Start

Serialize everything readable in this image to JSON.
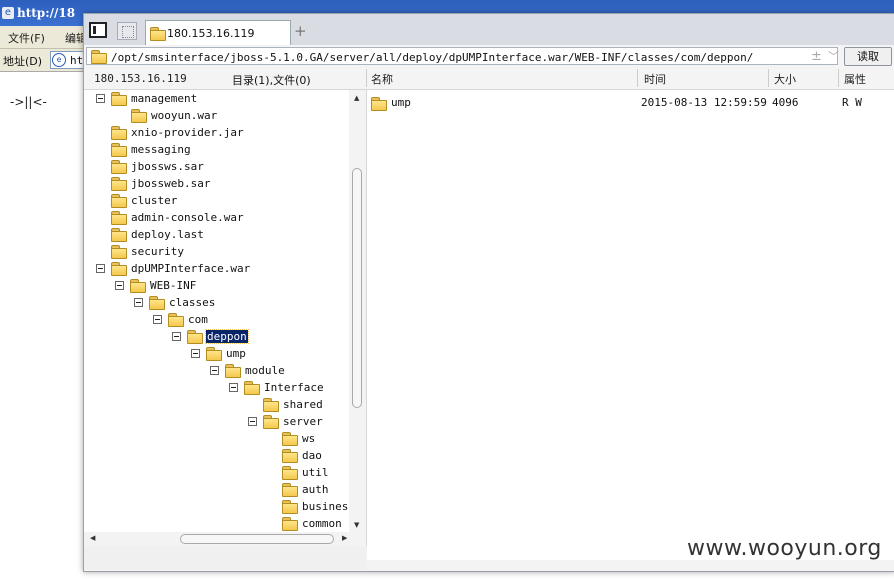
{
  "browser": {
    "title_fragment": "http://18",
    "menu": [
      "文件(F)",
      "编辑"
    ],
    "address_label": "地址(D)",
    "address_value": "ht",
    "page_text": "->||<-"
  },
  "file_manager": {
    "tab_title": "180.153.16.119",
    "tab_add": "+",
    "path": "/opt/smsinterface/jboss-5.1.0.GA/server/all/deploy/dpUMPInterface.war/WEB-INF/classes/com/deppon/",
    "path_add": "±",
    "path_dropdown": "﹀",
    "read_button": "读取",
    "host": "180.153.16.119",
    "count_text": "目录(1),文件(0)",
    "columns": {
      "name": "名称",
      "time": "时间",
      "size": "大小",
      "attr": "属性"
    },
    "tree": [
      {
        "label": "management",
        "toggle": true
      },
      {
        "label": "wooyun.war",
        "toggle": false
      },
      {
        "label": "xnio-provider.jar",
        "toggle": false
      },
      {
        "label": "messaging",
        "toggle": false
      },
      {
        "label": "jbossws.sar",
        "toggle": false
      },
      {
        "label": "jbossweb.sar",
        "toggle": false
      },
      {
        "label": "cluster",
        "toggle": false
      },
      {
        "label": "admin-console.war",
        "toggle": false
      },
      {
        "label": "deploy.last",
        "toggle": false
      },
      {
        "label": "security",
        "toggle": false
      },
      {
        "label": "dpUMPInterface.war",
        "toggle": true
      },
      {
        "label": "WEB-INF",
        "toggle": true
      },
      {
        "label": "classes",
        "toggle": true
      },
      {
        "label": "com",
        "toggle": true
      },
      {
        "label": "deppon",
        "toggle": true,
        "selected": true
      },
      {
        "label": "ump",
        "toggle": true
      },
      {
        "label": "module",
        "toggle": true
      },
      {
        "label": "Interface",
        "toggle": true
      },
      {
        "label": "shared",
        "toggle": false
      },
      {
        "label": "server",
        "toggle": true
      },
      {
        "label": "ws",
        "toggle": false
      },
      {
        "label": "dao",
        "toggle": false
      },
      {
        "label": "util",
        "toggle": false
      },
      {
        "label": "auth",
        "toggle": false
      },
      {
        "label": "business",
        "toggle": false
      },
      {
        "label": "common",
        "toggle": false
      }
    ],
    "files": [
      {
        "name": "ump",
        "time": "2015-08-13 12:59:59",
        "size": "4096",
        "attr": "R W"
      }
    ]
  },
  "watermark": "www.wooyun.org",
  "colors": {
    "selection": "#0a246a",
    "folder": "#f3c84d",
    "titlebar": "#2d5fbd"
  }
}
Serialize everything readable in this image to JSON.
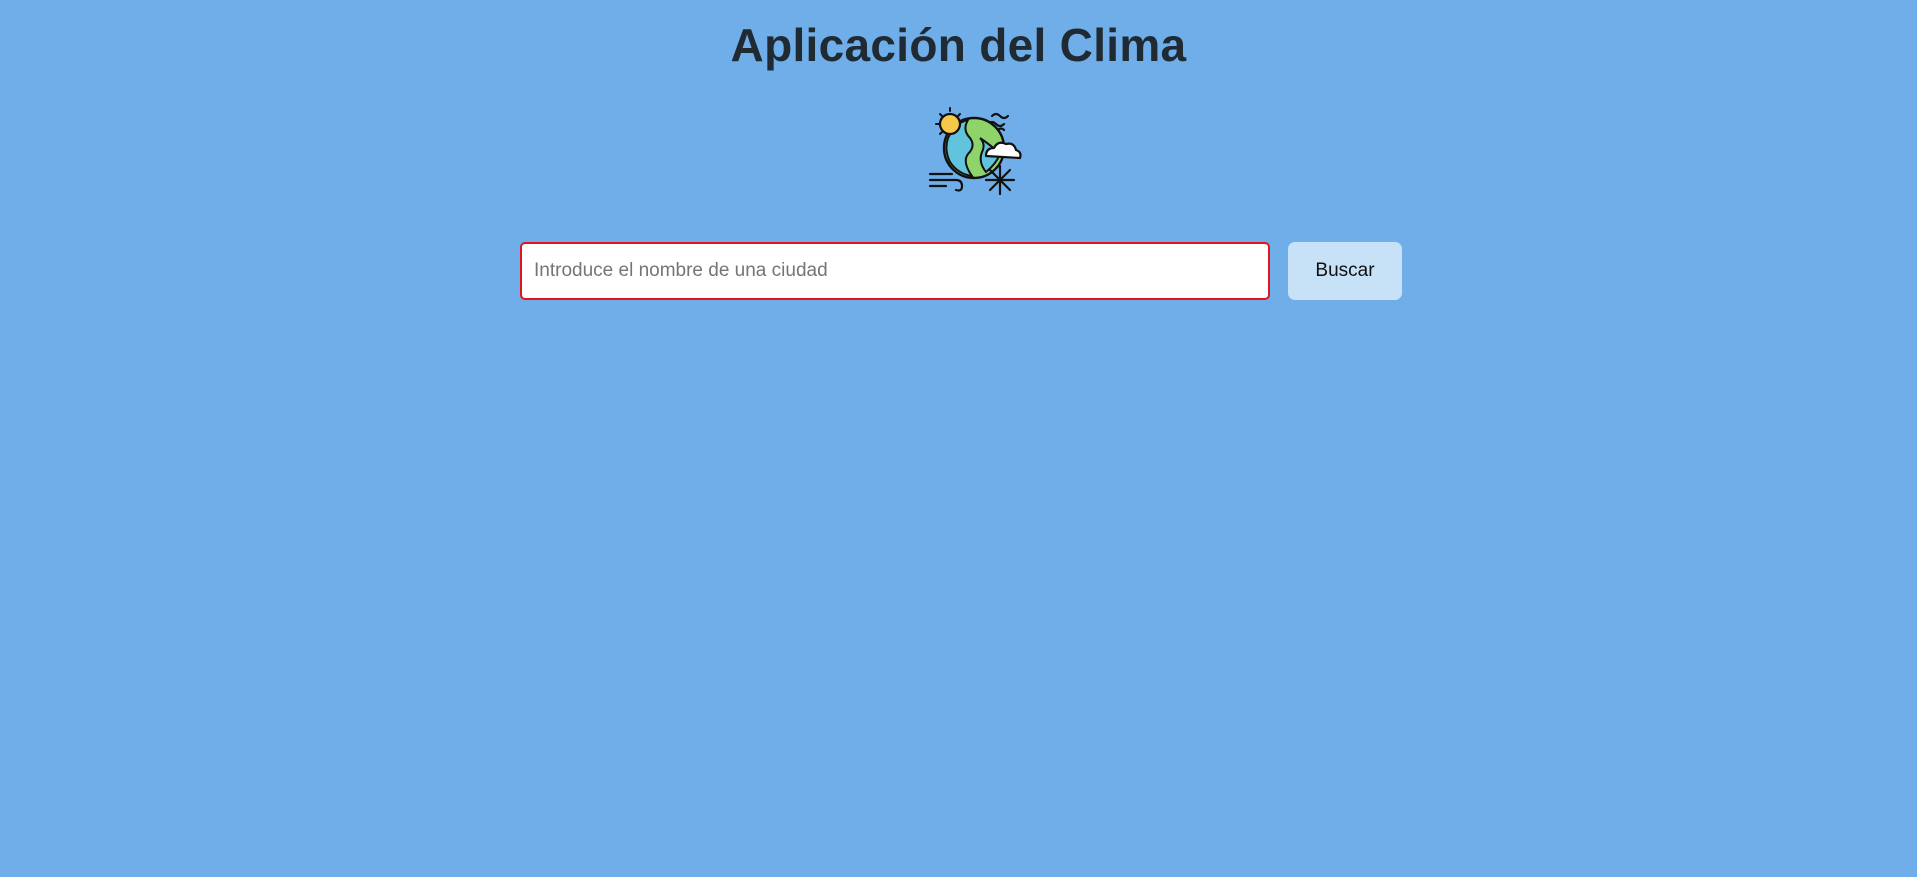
{
  "app": {
    "title": "Aplicación del Clima"
  },
  "logo": {
    "icon": "globe-weather-icon"
  },
  "search": {
    "placeholder": "Introduce el nombre de una ciudad",
    "value": "",
    "button_label": "Buscar"
  },
  "colors": {
    "background": "#6faee8",
    "input_border": "#e0141e",
    "button_bg": "#c7e1f7",
    "title_text": "#1f2a33"
  }
}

End

### [The problem]
Print out the material word for word, omitting the pictures.

### [Expected output]
Serialize everything readable in this image to JSON.
{
  "browser": {
    "title_fragment": "http://18",
    "menu": [
      "文件(F)",
      "编辑"
    ],
    "address_label": "地址(D)",
    "address_value": "ht",
    "page_text": "->||<-"
  },
  "file_manager": {
    "tab_title": "180.153.16.119",
    "tab_add": "+",
    "path": "/opt/smsinterface/jboss-5.1.0.GA/server/all/deploy/dpUMPInterface.war/WEB-INF/classes/com/deppon/",
    "path_add": "±",
    "path_dropdown": "﹀",
    "read_button": "读取",
    "host": "180.153.16.119",
    "count_text": "目录(1),文件(0)",
    "columns": {
      "name": "名称",
      "time": "时间",
      "size": "大小",
      "attr": "属性"
    },
    "tree": [
      {
        "label": "management",
        "toggle": true
      },
      {
        "label": "wooyun.war",
        "toggle": false
      },
      {
        "label": "xnio-provider.jar",
        "toggle": false
      },
      {
        "label": "messaging",
        "toggle": false
      },
      {
        "label": "jbossws.sar",
        "toggle": false
      },
      {
        "label": "jbossweb.sar",
        "toggle": false
      },
      {
        "label": "cluster",
        "toggle": false
      },
      {
        "label": "admin-console.war",
        "toggle": false
      },
      {
        "label": "deploy.last",
        "toggle": false
      },
      {
        "label": "security",
        "toggle": false
      },
      {
        "label": "dpUMPInterface.war",
        "toggle": true
      },
      {
        "label": "WEB-INF",
        "toggle": true
      },
      {
        "label": "classes",
        "toggle": true
      },
      {
        "label": "com",
        "toggle": true
      },
      {
        "label": "deppon",
        "toggle": true,
        "selected": true
      },
      {
        "label": "ump",
        "toggle": true
      },
      {
        "label": "module",
        "toggle": true
      },
      {
        "label": "Interface",
        "toggle": true
      },
      {
        "label": "shared",
        "toggle": false
      },
      {
        "label": "server",
        "toggle": true
      },
      {
        "label": "ws",
        "toggle": false
      },
      {
        "label": "dao",
        "toggle": false
      },
      {
        "label": "util",
        "toggle": false
      },
      {
        "label": "auth",
        "toggle": false
      },
      {
        "label": "business",
        "toggle": false
      },
      {
        "label": "common",
        "toggle": false
      }
    ],
    "files": [
      {
        "name": "ump",
        "time": "2015-08-13 12:59:59",
        "size": "4096",
        "attr": "R W"
      }
    ]
  },
  "watermark": "www.wooyun.org",
  "colors": {
    "selection": "#0a246a",
    "folder": "#f3c84d",
    "titlebar": "#2d5fbd"
  }
}
Serialize everything readable in this image to JSON.
{
  "app": {
    "title": "Aplicación del Clima"
  },
  "logo": {
    "icon": "globe-weather-icon"
  },
  "search": {
    "placeholder": "Introduce el nombre de una ciudad",
    "value": "",
    "button_label": "Buscar"
  },
  "colors": {
    "background": "#6faee8",
    "input_border": "#e0141e",
    "button_bg": "#c7e1f7",
    "title_text": "#1f2a33"
  }
}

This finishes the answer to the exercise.